## Start Records for this exercise
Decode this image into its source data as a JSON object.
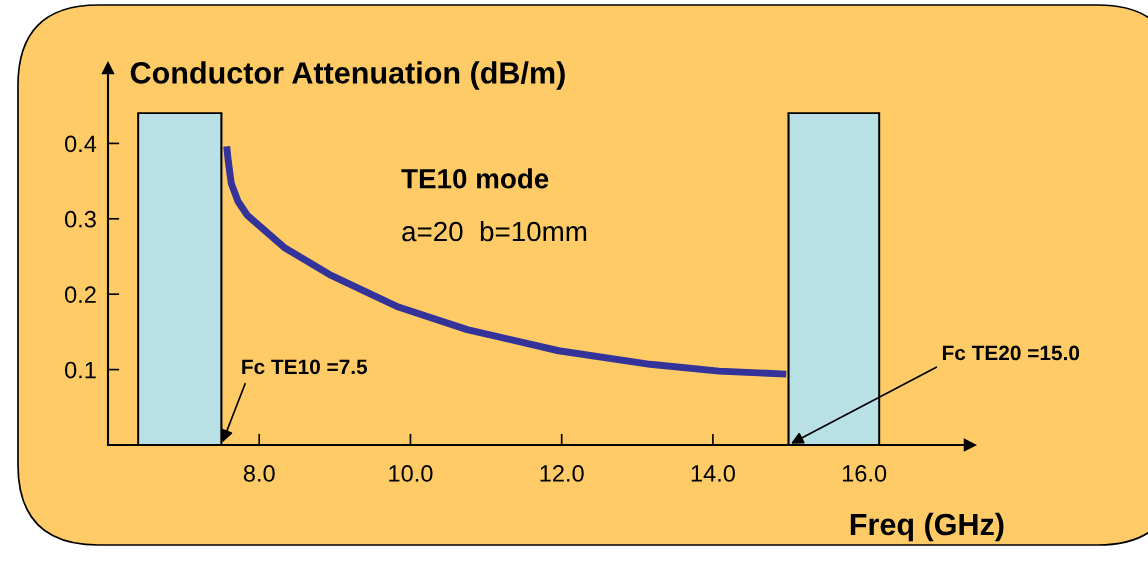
{
  "chart_data": {
    "type": "line",
    "ylabel": "Conductor Attenuation (dB/m)",
    "xlabel": "Freq (GHz)",
    "xlim": [
      6.0,
      17.4
    ],
    "ylim": [
      0,
      0.5
    ],
    "xticks": [
      {
        "value": 8,
        "label": "8.0"
      },
      {
        "value": 10,
        "label": "10.0"
      },
      {
        "value": 12,
        "label": "12.0"
      },
      {
        "value": 14,
        "label": "14.0"
      },
      {
        "value": 16,
        "label": "16.0"
      }
    ],
    "yticks": [
      0.1,
      0.2,
      0.3,
      0.4
    ],
    "grid": false,
    "legend": false,
    "series": [
      {
        "type": "area",
        "color": "#b9e0e4",
        "x": [
          6.4,
          7.5
        ],
        "values": [
          0.44,
          0.44
        ]
      },
      {
        "type": "area",
        "color": "#b9e0e4",
        "x": [
          15.0,
          16.2
        ],
        "values": [
          0.44,
          0.44
        ]
      },
      {
        "color": "#333399",
        "x": [
          7.57,
          7.59,
          7.63,
          7.72,
          7.84,
          8.33,
          8.93,
          9.84,
          10.75,
          11.96,
          13.17,
          14.08,
          14.97
        ],
        "values": [
          0.396,
          0.377,
          0.347,
          0.323,
          0.305,
          0.262,
          0.226,
          0.183,
          0.153,
          0.125,
          0.107,
          0.098,
          0.094
        ]
      }
    ],
    "annotations": [
      "TE10 mode",
      "a=20  b=10mm",
      {
        "text": "Fc TE10 =7.5",
        "x": 7.5,
        "y": 0
      },
      {
        "text": "Fc TE20 =15.0",
        "x": 15.0,
        "y": 0
      }
    ]
  }
}
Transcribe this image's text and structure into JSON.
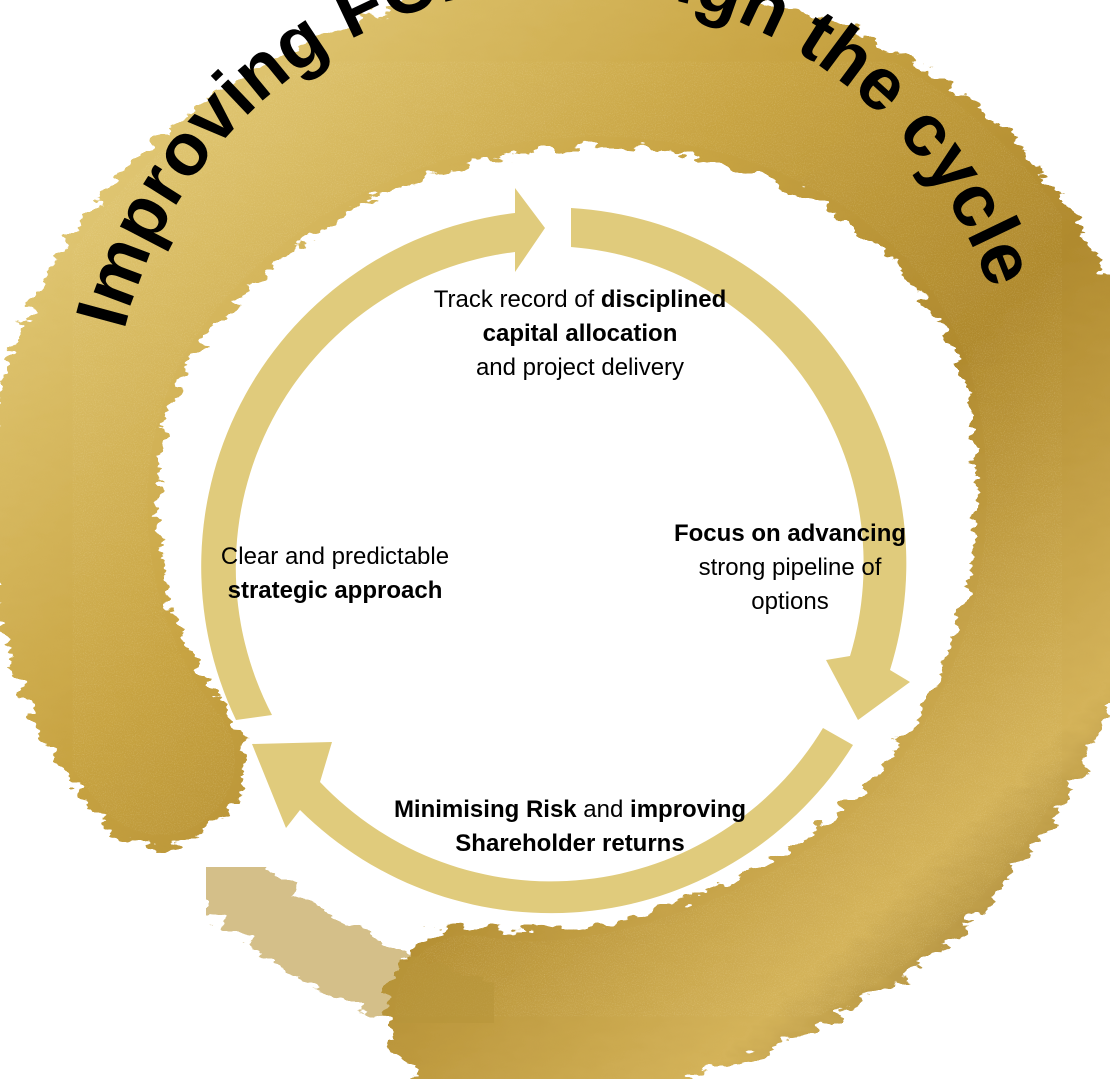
{
  "diagram": {
    "title": "Improving FCF through the cycle",
    "nodes": [
      {
        "id": "top",
        "parts": [
          {
            "t": "Track record of ",
            "b": false
          },
          {
            "t": "disciplined",
            "b": true
          },
          {
            "br": true
          },
          {
            "t": "capital allocation",
            "b": true
          },
          {
            "br": true
          },
          {
            "t": "and project delivery",
            "b": false
          }
        ]
      },
      {
        "id": "right",
        "parts": [
          {
            "t": "Focus on advancing",
            "b": true
          },
          {
            "br": true
          },
          {
            "t": "strong pipeline of",
            "b": false
          },
          {
            "br": true
          },
          {
            "t": "options",
            "b": false
          }
        ]
      },
      {
        "id": "bottom",
        "parts": [
          {
            "t": "Minimising Risk",
            "b": true
          },
          {
            "t": " and ",
            "b": false
          },
          {
            "t": "improving",
            "b": true
          },
          {
            "br": true
          },
          {
            "t": "Shareholder returns",
            "b": true
          }
        ]
      },
      {
        "id": "left",
        "parts": [
          {
            "t": "Clear and predictable",
            "b": false
          },
          {
            "br": true
          },
          {
            "t": "strategic approach",
            "b": true
          }
        ]
      }
    ]
  },
  "colors": {
    "gold_dark": "#a8832a",
    "gold_mid": "#c9a544",
    "gold_light": "#e6cf7f",
    "arrow": "#e0cb7c",
    "text": "#000000"
  }
}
## End Records for this exercise
**Goal of the exercise:** Using the listing, copy every line where the word "into" shows up.

**Response below:**
Decode this image into its source data as a JSON object.
Transcribe this image's text and structure into JSON.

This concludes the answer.